▶ GOAL OF THE EXERCISE: Each entry that follows is to be retyped exactly. Pictures do not belong in the copy.
---- ENTRIES SHOWN
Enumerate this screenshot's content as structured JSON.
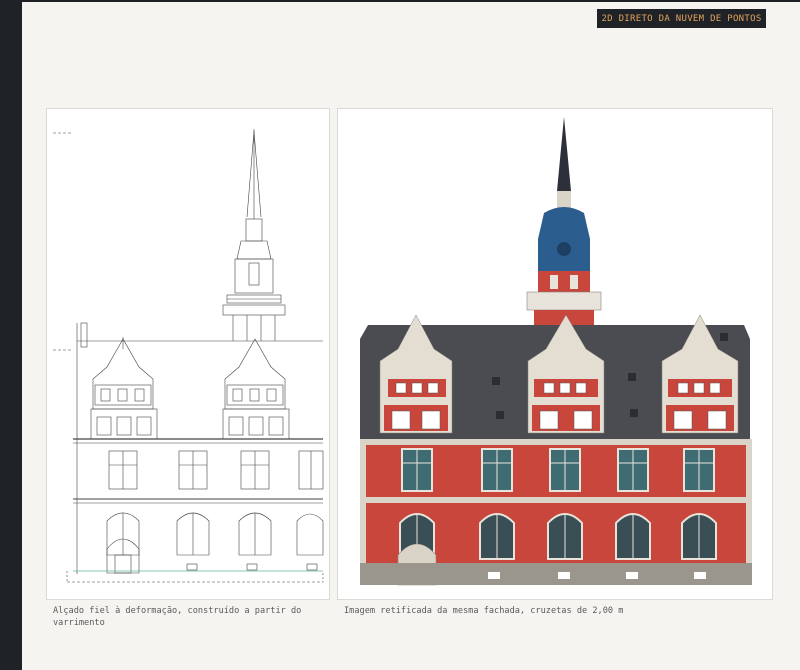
{
  "badge": {
    "label": "2D DIRETO DA NUVEM DE PONTOS",
    "text_color": "#e3a35c",
    "bg_color": "#1f2328"
  },
  "panels": {
    "left": {
      "caption": "Alçado fiel à deformação, construído a partir do varrimento"
    },
    "right": {
      "caption": "Imagem retificada da mesma fachada, cruzetas de 2,00 m"
    }
  },
  "colors": {
    "facade_red": "#c8463c",
    "roof_slate": "#4a4c52",
    "dome_blue": "#2c5d8f",
    "stone": "#d9d3c8",
    "background": "#f5f4f0",
    "sidebar": "#1f2328"
  }
}
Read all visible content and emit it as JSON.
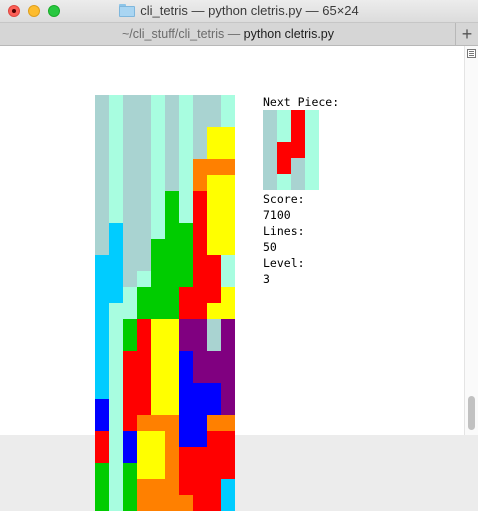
{
  "window": {
    "title": "cli_tetris — python cletris.py — 65×24",
    "tab_path": "~/cli_stuff/cli_tetris — ",
    "tab_process": "python cletris.py",
    "new_tab_symbol": "+"
  },
  "game": {
    "next_piece_label": "Next Piece:",
    "score_label": "Score:",
    "score": "7100",
    "lines_label": "Lines:",
    "lines": "50",
    "level_label": "Level:",
    "level": "3"
  },
  "colors": {
    "A": "#a9d3d1",
    "B": "#a8fde0",
    "Y": "#ffff00",
    "O": "#ff8000",
    "G": "#00cc00",
    "R": "#ff0000",
    "C": "#00ccff",
    "P": "#800080",
    "N": "#0000ff",
    "W": "#ffffff"
  },
  "board": [
    "ABAABABAAB",
    "ABAABABAAB",
    "ABAABABAYY",
    "ABAABABAYY",
    "ABAABABOOO",
    "ABAABABOYY",
    "ABAABGBRYY",
    "ABAABGBRYY",
    "ACAABGGRYY",
    "ACAAGGGRYY",
    "CCAAGGGRRB",
    "CCABGGGRRB",
    "CCBGGGRRRY",
    "CBBGGGRRYY",
    "CBGRYYPPAP",
    "CBGRYYPPAP",
    "CBRRYYNPPP",
    "CBRRYYNPPP",
    "CBRRYYNNNP",
    "NBRRYYNNNP",
    "NBROOONNOO",
    "RBNYYONNRR",
    "RBNYYORRRR",
    "GBGYYORRRR",
    "GBGOOORRRC",
    "GBGOOOORRC"
  ],
  "next_piece": [
    "ABRB",
    "ABRB",
    "ARRB",
    "ARAB",
    "ABAB"
  ]
}
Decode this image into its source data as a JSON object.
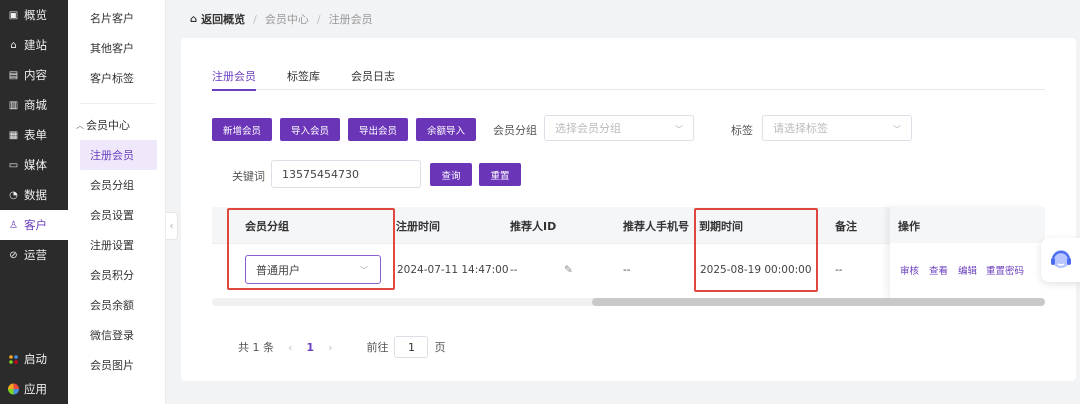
{
  "nav": {
    "items": [
      {
        "label": "概览",
        "icon": "dashboard-icon"
      },
      {
        "label": "建站",
        "icon": "home-icon"
      },
      {
        "label": "内容",
        "icon": "document-icon"
      },
      {
        "label": "商城",
        "icon": "cart-icon"
      },
      {
        "label": "表单",
        "icon": "form-icon"
      },
      {
        "label": "媒体",
        "icon": "video-icon"
      },
      {
        "label": "数据",
        "icon": "chart-icon"
      },
      {
        "label": "客户",
        "icon": "user-icon"
      },
      {
        "label": "运营",
        "icon": "link-icon"
      }
    ],
    "bottom": [
      {
        "label": "启动",
        "icon": "launch-icon"
      },
      {
        "label": "应用",
        "icon": "apps-icon"
      }
    ]
  },
  "subnav": {
    "top_items": [
      "名片客户",
      "其他客户",
      "客户标签"
    ],
    "group_label": "会员中心",
    "group_items": [
      "注册会员",
      "会员分组",
      "会员设置",
      "注册设置",
      "会员积分",
      "会员余额",
      "微信登录",
      "会员图片"
    ]
  },
  "breadcrumb": {
    "home": "返回概览",
    "level1": "会员中心",
    "level2": "注册会员"
  },
  "tabs": [
    "注册会员",
    "标签库",
    "会员日志"
  ],
  "toolbar": {
    "add_member": "新增会员",
    "import_member": "导入会员",
    "export_member": "导出会员",
    "balance_import": "余额导入",
    "group_label": "会员分组",
    "group_placeholder": "选择会员分组",
    "tag_label": "标签",
    "tag_placeholder": "请选择标签",
    "keyword_label": "关键词",
    "keyword_value": "13575454730",
    "search": "查询",
    "reset": "重置"
  },
  "table": {
    "headers": {
      "group": "会员分组",
      "reg_time": "注册时间",
      "referrer_id": "推荐人ID",
      "referrer_phone": "推荐人手机号",
      "expire_time": "到期时间",
      "remark": "备注",
      "actions": "操作"
    },
    "rows": [
      {
        "group": "普通用户",
        "reg_time": "2024-07-11 14:47:00",
        "referrer_id": "--",
        "referrer_phone": "--",
        "expire_time": "2025-08-19 00:00:00",
        "remark": "--"
      }
    ],
    "actions": [
      "审核",
      "查看",
      "编辑",
      "重置密码"
    ]
  },
  "pagination": {
    "total": "共 1 条",
    "current": "1",
    "goto_label": "前往",
    "goto_value": "1",
    "page_suffix": "页"
  },
  "colors": {
    "accent": "#6b35b8",
    "highlight_box": "#e0483e"
  }
}
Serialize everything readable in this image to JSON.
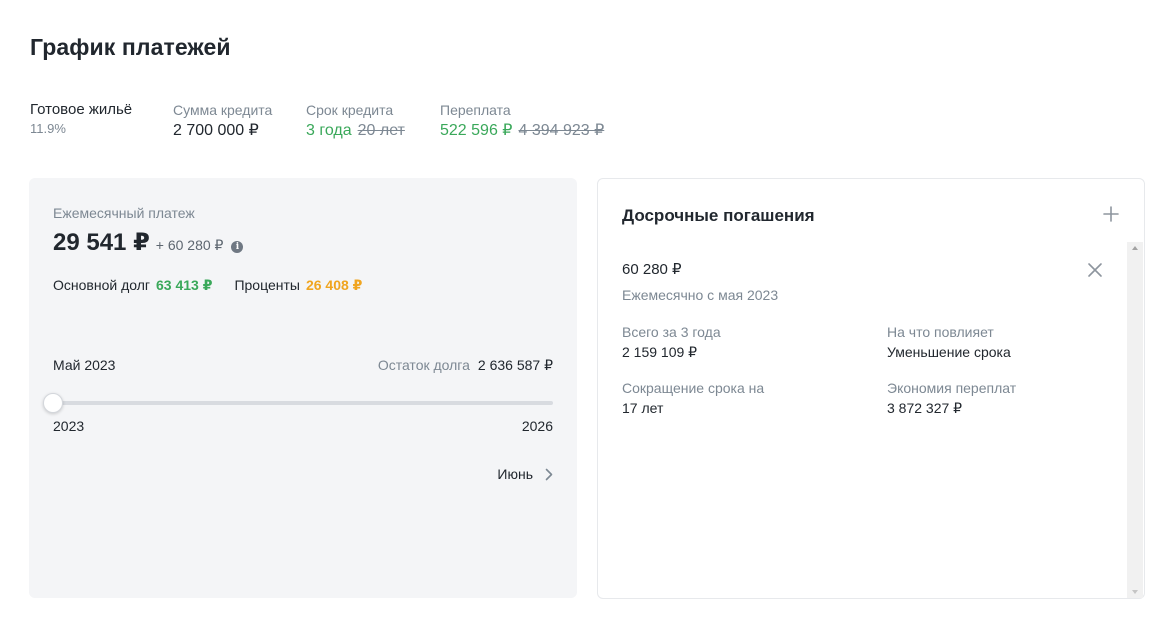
{
  "page": {
    "title": "График платежей"
  },
  "summary": {
    "product_name": "Готовое жильё",
    "product_rate": "11.9%",
    "amount_label": "Сумма кредита",
    "amount_value": "2 700 000 ₽",
    "term_label": "Срок кредита",
    "term_new": "3 года",
    "term_old": "20 лет",
    "overpay_label": "Переплата",
    "overpay_new": "522 596 ₽",
    "overpay_old": "4 394 923 ₽"
  },
  "payment": {
    "label": "Ежемесячный платеж",
    "amount": "29 541 ₽",
    "extra": "+ 60 280 ₽",
    "principal_label": "Основной долг",
    "principal_value": "63 413 ₽",
    "interest_label": "Проценты",
    "interest_value": "26 408 ₽",
    "month": "Май 2023",
    "remaining_label": "Остаток долга",
    "remaining_value": "2 636 587 ₽",
    "slider_min": "2023",
    "slider_max": "2026",
    "slider_position": 0,
    "next_label": "Июнь"
  },
  "prepayments": {
    "title": "Досрочные погашения",
    "item": {
      "amount": "60 280 ₽",
      "schedule": "Ежемесячно с мая 2023",
      "total_label": "Всего за 3 года",
      "total_value": "2 159 109 ₽",
      "effect_label": "На что повлияет",
      "effect_value": "Уменьшение срока",
      "term_cut_label": "Сокращение срока на",
      "term_cut_value": "17 лет",
      "savings_label": "Экономия переплат",
      "savings_value": "3 872 327 ₽"
    }
  },
  "icons": {
    "info": "info-icon",
    "chevron": "chevron-right-icon",
    "plus": "plus-icon",
    "close": "close-icon"
  },
  "colors": {
    "green": "#3aa85a",
    "orange": "#f0a520",
    "muted": "#7d8893",
    "text": "#21272e",
    "card_bg": "#f4f5f7"
  }
}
--------
▶ REPLY TO THE TASK:
Enumerate this screenshot's content as structured JSON.
{
  "badge": {
    "label": "2D DIRETO DA NUVEM DE PONTOS",
    "text_color": "#e3a35c",
    "bg_color": "#1f2328"
  },
  "panels": {
    "left": {
      "caption": "Alçado fiel à deformação, construído a partir do varrimento"
    },
    "right": {
      "caption": "Imagem retificada da mesma fachada, cruzetas de 2,00 m"
    }
  },
  "colors": {
    "facade_red": "#c8463c",
    "roof_slate": "#4a4c52",
    "dome_blue": "#2c5d8f",
    "stone": "#d9d3c8",
    "background": "#f5f4f0",
    "sidebar": "#1f2328"
  }
}
Read all visible content and emit it as JSON.
{
  "window": {
    "title": "cli_tetris — python cletris.py — 65×24",
    "tab_path": "~/cli_stuff/cli_tetris — ",
    "tab_process": "python cletris.py",
    "new_tab_symbol": "+"
  },
  "game": {
    "next_piece_label": "Next Piece:",
    "score_label": "Score:",
    "score": "7100",
    "lines_label": "Lines:",
    "lines": "50",
    "level_label": "Level:",
    "level": "3"
  },
  "colors": {
    "A": "#a9d3d1",
    "B": "#a8fde0",
    "Y": "#ffff00",
    "O": "#ff8000",
    "G": "#00cc00",
    "R": "#ff0000",
    "C": "#00ccff",
    "P": "#800080",
    "N": "#0000ff",
    "W": "#ffffff"
  },
  "board": [
    "ABAABABAAB",
    "ABAABABAAB",
    "ABAABABAYY",
    "ABAABABAYY",
    "ABAABABOOO",
    "ABAABABOYY",
    "ABAABGBRYY",
    "ABAABGBRYY",
    "ACAABGGRYY",
    "ACAAGGGRYY",
    "CCAAGGGRRB",
    "CCABGGGRRB",
    "CCBGGGRRRY",
    "CBBGGGRRYY",
    "CBGRYYPPAP",
    "CBGRYYPPAP",
    "CBRRYYNPPP",
    "CBRRYYNPPP",
    "CBRRYYNNNP",
    "NBRRYYNNNP",
    "NBROOONNOO",
    "RBNYYONNRR",
    "RBNYYORRRR",
    "GBGYYORRRR",
    "GBGOOORRRC",
    "GBGOOOORRC"
  ],
  "next_piece": [
    "ABRB",
    "ABRB",
    "ARRB",
    "ARAB",
    "ABAB"
  ]
}
Decode this image into its source data as a JSON object.
{
  "nav": {
    "items": [
      {
        "label": "概览",
        "icon": "dashboard-icon"
      },
      {
        "label": "建站",
        "icon": "home-icon"
      },
      {
        "label": "内容",
        "icon": "document-icon"
      },
      {
        "label": "商城",
        "icon": "cart-icon"
      },
      {
        "label": "表单",
        "icon": "form-icon"
      },
      {
        "label": "媒体",
        "icon": "video-icon"
      },
      {
        "label": "数据",
        "icon": "chart-icon"
      },
      {
        "label": "客户",
        "icon": "user-icon"
      },
      {
        "label": "运营",
        "icon": "link-icon"
      }
    ],
    "bottom": [
      {
        "label": "启动",
        "icon": "launch-icon"
      },
      {
        "label": "应用",
        "icon": "apps-icon"
      }
    ]
  },
  "subnav": {
    "top_items": [
      "名片客户",
      "其他客户",
      "客户标签"
    ],
    "group_label": "会员中心",
    "group_items": [
      "注册会员",
      "会员分组",
      "会员设置",
      "注册设置",
      "会员积分",
      "会员余额",
      "微信登录",
      "会员图片"
    ]
  },
  "breadcrumb": {
    "home": "返回概览",
    "level1": "会员中心",
    "level2": "注册会员"
  },
  "tabs": [
    "注册会员",
    "标签库",
    "会员日志"
  ],
  "toolbar": {
    "add_member": "新增会员",
    "import_member": "导入会员",
    "export_member": "导出会员",
    "balance_import": "余额导入",
    "group_label": "会员分组",
    "group_placeholder": "选择会员分组",
    "tag_label": "标签",
    "tag_placeholder": "请选择标签",
    "keyword_label": "关键词",
    "keyword_value": "13575454730",
    "search": "查询",
    "reset": "重置"
  },
  "table": {
    "headers": {
      "group": "会员分组",
      "reg_time": "注册时间",
      "referrer_id": "推荐人ID",
      "referrer_phone": "推荐人手机号",
      "expire_time": "到期时间",
      "remark": "备注",
      "actions": "操作"
    },
    "rows": [
      {
        "group": "普通用户",
        "reg_time": "2024-07-11 14:47:00",
        "referrer_id": "--",
        "referrer_phone": "--",
        "expire_time": "2025-08-19 00:00:00",
        "remark": "--"
      }
    ],
    "actions": [
      "审核",
      "查看",
      "编辑",
      "重置密码"
    ]
  },
  "pagination": {
    "total": "共 1 条",
    "current": "1",
    "goto_label": "前往",
    "goto_value": "1",
    "page_suffix": "页"
  },
  "colors": {
    "accent": "#6b35b8",
    "highlight_box": "#e0483e"
  }
}
Serialize everything readable in this image to JSON.
{
  "page": {
    "title": "График платежей"
  },
  "summary": {
    "product_name": "Готовое жильё",
    "product_rate": "11.9%",
    "amount_label": "Сумма кредита",
    "amount_value": "2 700 000 ₽",
    "term_label": "Срок кредита",
    "term_new": "3 года",
    "term_old": "20 лет",
    "overpay_label": "Переплата",
    "overpay_new": "522 596 ₽",
    "overpay_old": "4 394 923 ₽"
  },
  "payment": {
    "label": "Ежемесячный платеж",
    "amount": "29 541 ₽",
    "extra": "+ 60 280 ₽",
    "principal_label": "Основной долг",
    "principal_value": "63 413 ₽",
    "interest_label": "Проценты",
    "interest_value": "26 408 ₽",
    "month": "Май 2023",
    "remaining_label": "Остаток долга",
    "remaining_value": "2 636 587 ₽",
    "slider_min": "2023",
    "slider_max": "2026",
    "slider_position": 0,
    "next_label": "Июнь"
  },
  "prepayments": {
    "title": "Досрочные погашения",
    "item": {
      "amount": "60 280 ₽",
      "schedule": "Ежемесячно с мая 2023",
      "total_label": "Всего за 3 года",
      "total_value": "2 159 109 ₽",
      "effect_label": "На что повлияет",
      "effect_value": "Уменьшение срока",
      "term_cut_label": "Сокращение срока на",
      "term_cut_value": "17 лет",
      "savings_label": "Экономия переплат",
      "savings_value": "3 872 327 ₽"
    }
  },
  "icons": {
    "info": "info-icon",
    "chevron": "chevron-right-icon",
    "plus": "plus-icon",
    "close": "close-icon"
  },
  "colors": {
    "green": "#3aa85a",
    "orange": "#f0a520",
    "muted": "#7d8893",
    "text": "#21272e",
    "card_bg": "#f4f5f7"
  }
}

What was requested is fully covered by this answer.